→ STUDY QUESTIONS
A – Summarize the article on bees in two sentences.
B – Pick up the article on bees after its last sentence and continue it.
***** TEXT *****
Tuesday, April 30, 2013

Bees: Pollinators and Master Communicators

by Scott Hynek

Carol Cottrill, master beekeeper, president of the Maine State Beekeepers' Association and the guiding light behind the highly successful school for beekeepers given annually by the Western Maine Beekeepers' Association, spoke to the WMSC on Tuesday, April 23 at the Mahoosuc Mountain Lodge. She related a few of the many interesting things about bees, but focused on their importance as pollinators.


Renting bees to farmers as pollinators is how professional beekeepers make most of their income. Indeed, were honey bees to vanish (unfortunately, not impossible) most of the plants we eat would either cease to exist or become both limited in number and stunted.

Carol touched lightly on what beekeepers must know about bees, demonstrated how modern beehives are put together, and discussed how it is that bees can effect mass communication in dark, noisy hives: namely, with odors known as pheromones.
***** MATERIAL PROVIDED *****
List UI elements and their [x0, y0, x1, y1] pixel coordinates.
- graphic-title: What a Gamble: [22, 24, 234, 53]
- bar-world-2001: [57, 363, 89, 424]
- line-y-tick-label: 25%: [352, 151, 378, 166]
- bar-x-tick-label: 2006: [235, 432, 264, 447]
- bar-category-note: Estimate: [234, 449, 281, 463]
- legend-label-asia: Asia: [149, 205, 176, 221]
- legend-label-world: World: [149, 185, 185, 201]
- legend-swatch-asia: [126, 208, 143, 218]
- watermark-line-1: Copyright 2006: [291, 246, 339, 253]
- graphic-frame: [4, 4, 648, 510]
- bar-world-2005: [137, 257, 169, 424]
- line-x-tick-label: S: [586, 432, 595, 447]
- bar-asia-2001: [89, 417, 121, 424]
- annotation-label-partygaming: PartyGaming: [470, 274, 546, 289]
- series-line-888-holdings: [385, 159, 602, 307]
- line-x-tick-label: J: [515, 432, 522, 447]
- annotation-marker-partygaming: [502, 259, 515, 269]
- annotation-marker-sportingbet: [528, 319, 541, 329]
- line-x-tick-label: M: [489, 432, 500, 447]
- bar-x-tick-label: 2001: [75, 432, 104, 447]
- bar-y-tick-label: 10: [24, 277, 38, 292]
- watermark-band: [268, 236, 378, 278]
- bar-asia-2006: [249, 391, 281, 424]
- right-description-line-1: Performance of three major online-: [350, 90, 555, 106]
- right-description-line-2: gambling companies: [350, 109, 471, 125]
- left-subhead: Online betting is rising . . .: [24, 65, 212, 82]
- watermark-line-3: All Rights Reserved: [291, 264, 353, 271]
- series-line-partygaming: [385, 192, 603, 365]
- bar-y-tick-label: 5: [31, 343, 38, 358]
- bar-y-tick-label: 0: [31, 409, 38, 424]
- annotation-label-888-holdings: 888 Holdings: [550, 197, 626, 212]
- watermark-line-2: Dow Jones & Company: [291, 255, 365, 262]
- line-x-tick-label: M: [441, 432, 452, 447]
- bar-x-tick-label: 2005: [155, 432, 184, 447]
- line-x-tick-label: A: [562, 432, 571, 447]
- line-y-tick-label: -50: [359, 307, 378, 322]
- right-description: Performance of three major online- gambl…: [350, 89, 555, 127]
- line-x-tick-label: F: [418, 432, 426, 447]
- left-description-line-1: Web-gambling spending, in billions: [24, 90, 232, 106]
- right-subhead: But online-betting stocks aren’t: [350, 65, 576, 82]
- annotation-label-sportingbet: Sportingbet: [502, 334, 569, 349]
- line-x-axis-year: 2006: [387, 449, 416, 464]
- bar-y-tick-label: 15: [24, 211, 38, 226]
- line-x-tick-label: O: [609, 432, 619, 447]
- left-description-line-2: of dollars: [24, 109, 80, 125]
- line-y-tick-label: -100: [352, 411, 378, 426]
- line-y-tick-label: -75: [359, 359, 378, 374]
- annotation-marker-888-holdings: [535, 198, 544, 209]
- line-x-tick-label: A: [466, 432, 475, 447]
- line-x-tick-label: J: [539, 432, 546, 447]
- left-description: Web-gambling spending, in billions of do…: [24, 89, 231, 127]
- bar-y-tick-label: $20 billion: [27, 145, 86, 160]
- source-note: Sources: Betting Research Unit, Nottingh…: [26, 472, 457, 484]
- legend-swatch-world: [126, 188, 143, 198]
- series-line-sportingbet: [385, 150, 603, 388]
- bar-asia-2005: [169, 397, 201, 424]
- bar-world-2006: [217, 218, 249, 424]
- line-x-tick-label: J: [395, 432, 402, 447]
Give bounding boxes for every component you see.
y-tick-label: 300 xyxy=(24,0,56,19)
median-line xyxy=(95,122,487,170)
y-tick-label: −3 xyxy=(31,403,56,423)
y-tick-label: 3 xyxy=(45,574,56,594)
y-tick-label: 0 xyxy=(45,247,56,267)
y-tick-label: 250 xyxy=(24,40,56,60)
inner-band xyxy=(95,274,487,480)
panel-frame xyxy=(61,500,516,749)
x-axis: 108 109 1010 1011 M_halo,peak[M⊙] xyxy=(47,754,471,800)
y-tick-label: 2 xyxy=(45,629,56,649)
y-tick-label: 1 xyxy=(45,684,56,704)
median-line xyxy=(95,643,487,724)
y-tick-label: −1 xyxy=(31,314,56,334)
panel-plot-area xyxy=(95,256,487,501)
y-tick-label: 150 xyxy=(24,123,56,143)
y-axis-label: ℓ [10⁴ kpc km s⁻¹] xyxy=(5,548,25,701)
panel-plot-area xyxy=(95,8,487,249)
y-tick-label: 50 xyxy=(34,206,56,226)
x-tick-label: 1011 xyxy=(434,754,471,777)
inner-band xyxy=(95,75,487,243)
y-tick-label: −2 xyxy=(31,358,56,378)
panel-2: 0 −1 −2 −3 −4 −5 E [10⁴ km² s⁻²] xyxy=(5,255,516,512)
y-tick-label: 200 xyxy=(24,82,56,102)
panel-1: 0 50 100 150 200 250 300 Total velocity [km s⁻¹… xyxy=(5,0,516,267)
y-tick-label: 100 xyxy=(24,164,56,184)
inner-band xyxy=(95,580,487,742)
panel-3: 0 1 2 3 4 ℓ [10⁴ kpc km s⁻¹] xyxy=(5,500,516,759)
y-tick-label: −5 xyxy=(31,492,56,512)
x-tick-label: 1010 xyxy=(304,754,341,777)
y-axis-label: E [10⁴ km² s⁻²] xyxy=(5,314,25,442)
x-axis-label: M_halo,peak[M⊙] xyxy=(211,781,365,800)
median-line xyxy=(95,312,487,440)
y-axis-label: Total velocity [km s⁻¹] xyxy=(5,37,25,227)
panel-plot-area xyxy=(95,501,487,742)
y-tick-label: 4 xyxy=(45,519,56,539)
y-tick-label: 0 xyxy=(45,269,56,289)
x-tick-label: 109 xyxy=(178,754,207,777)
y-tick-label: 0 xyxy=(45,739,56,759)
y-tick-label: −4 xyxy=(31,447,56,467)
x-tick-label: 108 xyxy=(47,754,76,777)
*****
→ ANSWERS TO THE PROBLEMS
A – Master beekeeper Carol Cottrill spoke to the WMSC on April 23 at the Mahoosuc Mountain Lodge, focusing on bees as pollinators: professional beekeepers earn most of their income by renting bees to farmers, and if honey bees vanished, most of the plants we eat would cease to exist or become limited and stunted. She also touched on what beekeepers must know, demonstrated how modern beehives are put together, and explained that bees communicate in dark, noisy hives through odors called pheromones.

B –
One of these odors is given off naturally by larvae, and its strength indicates to the older, foraging bees the need to stress the gathering of pollen, on which the larvae but not the adult bees feed. Another odor is given off intentionally, to sound the alarm of impending danger to the hive. Still another is given off as a result of stinging, which act destroys the bee that stung, but which odor directs the attention of other suicide stingers. 

Carol also told us what to do if stung (scrape away the embedded stinger with a thumbnail or a credit card, do NOT pinch the stinger to remove it) and how to distinguish honey bees from hornets and the like (honey bees are fuzzy, the others are glossy).